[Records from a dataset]
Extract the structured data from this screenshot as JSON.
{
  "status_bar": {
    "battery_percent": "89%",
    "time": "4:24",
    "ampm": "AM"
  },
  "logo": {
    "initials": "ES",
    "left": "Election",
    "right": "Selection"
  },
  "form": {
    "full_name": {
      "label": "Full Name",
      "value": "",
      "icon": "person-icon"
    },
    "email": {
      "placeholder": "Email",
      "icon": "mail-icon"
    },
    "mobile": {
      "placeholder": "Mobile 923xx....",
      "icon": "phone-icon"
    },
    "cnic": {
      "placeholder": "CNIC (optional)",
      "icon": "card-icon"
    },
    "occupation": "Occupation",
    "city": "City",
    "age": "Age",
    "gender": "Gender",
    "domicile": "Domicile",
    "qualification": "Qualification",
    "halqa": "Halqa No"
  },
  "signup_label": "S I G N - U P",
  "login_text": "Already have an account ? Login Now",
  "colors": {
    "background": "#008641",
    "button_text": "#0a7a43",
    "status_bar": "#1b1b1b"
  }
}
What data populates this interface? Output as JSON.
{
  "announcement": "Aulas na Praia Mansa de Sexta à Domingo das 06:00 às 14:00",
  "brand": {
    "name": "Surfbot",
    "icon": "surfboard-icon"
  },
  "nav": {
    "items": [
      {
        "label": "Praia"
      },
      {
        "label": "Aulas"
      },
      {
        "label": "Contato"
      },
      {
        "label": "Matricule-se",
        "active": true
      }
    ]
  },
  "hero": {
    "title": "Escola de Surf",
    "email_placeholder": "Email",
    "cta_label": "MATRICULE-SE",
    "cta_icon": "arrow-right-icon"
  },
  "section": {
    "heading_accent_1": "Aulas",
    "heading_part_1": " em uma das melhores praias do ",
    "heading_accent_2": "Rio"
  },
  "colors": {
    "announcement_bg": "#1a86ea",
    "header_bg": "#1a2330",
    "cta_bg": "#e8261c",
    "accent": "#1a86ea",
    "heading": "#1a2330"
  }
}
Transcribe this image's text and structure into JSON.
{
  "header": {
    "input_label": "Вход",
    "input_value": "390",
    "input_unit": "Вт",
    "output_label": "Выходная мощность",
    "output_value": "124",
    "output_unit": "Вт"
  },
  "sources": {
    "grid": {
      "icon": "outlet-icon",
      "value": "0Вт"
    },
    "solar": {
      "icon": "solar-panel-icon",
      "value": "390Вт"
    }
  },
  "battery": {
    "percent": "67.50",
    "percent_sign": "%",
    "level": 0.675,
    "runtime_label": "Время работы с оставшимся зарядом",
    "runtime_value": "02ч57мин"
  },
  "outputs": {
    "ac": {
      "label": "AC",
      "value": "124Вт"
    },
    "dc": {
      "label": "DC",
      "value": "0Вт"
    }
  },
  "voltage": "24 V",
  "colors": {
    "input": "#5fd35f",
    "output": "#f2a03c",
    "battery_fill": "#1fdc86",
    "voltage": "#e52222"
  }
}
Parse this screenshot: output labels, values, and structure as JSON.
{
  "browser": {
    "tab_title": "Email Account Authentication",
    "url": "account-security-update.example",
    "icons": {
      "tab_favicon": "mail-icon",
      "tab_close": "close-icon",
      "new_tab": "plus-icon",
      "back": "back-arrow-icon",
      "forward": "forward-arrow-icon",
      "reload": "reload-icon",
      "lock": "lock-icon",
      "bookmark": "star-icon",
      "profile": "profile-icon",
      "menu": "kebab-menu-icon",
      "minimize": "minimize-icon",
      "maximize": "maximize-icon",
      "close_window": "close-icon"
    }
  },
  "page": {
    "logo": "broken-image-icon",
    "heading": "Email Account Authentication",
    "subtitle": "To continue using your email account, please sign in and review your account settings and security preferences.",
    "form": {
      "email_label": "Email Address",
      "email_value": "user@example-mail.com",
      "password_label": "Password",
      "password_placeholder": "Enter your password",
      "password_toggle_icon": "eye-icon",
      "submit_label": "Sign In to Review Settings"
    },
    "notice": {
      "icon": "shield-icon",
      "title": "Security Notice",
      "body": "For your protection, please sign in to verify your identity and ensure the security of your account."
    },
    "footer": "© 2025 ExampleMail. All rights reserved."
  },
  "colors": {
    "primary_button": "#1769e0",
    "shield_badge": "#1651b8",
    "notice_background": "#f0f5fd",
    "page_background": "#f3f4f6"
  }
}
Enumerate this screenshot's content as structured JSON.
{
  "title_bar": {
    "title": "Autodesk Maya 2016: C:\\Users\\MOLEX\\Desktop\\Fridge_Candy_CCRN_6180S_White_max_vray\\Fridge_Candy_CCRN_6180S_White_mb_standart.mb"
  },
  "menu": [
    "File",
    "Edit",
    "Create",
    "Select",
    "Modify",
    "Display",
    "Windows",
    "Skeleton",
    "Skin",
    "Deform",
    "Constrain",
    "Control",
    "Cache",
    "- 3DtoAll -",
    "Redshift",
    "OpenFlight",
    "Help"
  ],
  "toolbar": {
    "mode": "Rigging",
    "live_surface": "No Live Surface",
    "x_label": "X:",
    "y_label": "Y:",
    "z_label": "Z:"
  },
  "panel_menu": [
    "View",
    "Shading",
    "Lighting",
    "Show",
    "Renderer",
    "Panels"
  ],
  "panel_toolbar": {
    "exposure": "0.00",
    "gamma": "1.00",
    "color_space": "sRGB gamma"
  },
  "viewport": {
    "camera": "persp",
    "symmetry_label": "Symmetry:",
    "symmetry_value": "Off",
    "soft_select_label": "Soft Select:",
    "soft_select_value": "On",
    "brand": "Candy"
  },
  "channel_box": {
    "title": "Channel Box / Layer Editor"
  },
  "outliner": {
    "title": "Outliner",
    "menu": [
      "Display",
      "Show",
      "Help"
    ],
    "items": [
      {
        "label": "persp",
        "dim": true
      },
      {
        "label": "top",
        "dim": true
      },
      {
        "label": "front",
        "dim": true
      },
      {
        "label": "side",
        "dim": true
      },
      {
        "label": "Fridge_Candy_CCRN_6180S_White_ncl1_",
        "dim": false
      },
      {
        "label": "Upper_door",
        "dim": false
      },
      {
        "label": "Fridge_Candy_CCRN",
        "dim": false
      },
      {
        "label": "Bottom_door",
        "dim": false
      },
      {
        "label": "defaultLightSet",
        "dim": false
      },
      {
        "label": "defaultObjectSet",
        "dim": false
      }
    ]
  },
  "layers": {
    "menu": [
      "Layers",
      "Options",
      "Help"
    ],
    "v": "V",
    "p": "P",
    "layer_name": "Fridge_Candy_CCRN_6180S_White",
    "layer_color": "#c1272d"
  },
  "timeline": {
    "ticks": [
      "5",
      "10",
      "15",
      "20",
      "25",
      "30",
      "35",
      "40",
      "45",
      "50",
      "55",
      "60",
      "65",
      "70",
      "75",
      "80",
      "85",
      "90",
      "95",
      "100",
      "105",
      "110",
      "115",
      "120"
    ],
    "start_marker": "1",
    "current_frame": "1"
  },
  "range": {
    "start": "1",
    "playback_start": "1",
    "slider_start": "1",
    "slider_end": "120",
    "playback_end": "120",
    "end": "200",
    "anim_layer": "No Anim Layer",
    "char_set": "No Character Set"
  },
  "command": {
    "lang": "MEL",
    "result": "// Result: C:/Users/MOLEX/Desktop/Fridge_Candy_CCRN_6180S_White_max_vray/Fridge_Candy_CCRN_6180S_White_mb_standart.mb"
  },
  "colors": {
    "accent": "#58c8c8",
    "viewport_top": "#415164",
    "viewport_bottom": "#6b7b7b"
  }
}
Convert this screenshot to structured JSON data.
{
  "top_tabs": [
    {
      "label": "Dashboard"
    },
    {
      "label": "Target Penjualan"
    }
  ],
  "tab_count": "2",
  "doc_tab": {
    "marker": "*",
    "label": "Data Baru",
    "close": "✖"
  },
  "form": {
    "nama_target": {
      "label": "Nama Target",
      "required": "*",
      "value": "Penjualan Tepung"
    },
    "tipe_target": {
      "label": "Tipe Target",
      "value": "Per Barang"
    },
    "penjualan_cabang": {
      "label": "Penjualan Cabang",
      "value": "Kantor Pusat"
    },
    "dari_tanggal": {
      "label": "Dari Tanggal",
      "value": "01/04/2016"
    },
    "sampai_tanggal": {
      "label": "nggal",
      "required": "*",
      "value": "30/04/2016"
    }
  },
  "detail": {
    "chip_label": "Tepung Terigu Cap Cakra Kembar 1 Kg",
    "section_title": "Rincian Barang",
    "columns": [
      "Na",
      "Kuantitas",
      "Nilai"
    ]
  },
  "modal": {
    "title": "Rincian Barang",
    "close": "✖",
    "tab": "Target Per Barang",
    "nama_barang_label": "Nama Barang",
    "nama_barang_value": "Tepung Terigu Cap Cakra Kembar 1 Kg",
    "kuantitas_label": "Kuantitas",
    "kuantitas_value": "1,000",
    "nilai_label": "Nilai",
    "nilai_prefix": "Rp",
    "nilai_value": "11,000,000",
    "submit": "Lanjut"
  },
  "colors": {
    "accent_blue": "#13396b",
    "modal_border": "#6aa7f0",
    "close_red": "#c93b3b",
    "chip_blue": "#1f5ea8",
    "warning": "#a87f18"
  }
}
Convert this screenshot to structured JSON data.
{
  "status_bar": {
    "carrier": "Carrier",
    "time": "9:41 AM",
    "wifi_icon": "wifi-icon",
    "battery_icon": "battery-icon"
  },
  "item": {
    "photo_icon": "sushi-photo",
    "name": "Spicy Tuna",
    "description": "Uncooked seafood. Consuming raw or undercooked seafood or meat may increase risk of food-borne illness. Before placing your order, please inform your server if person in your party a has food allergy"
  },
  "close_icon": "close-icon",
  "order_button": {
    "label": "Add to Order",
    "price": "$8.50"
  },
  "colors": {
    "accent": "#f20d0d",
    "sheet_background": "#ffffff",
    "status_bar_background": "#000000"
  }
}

### Exercise
From the records above, pick out and copy each line holding the word "please".

### Correct response
    "subtitle": "To continue using your email account, please sign in and review your account settings and security preferences.",
      "body": "For your protection, please sign in to verify your identity and ensure the security of your account."
    "description": "Uncooked seafood. Consuming raw or undercooked seafood or meat may increase risk of food-borne illness. Before placing your order, please inform your server if person in your party a has food allergy"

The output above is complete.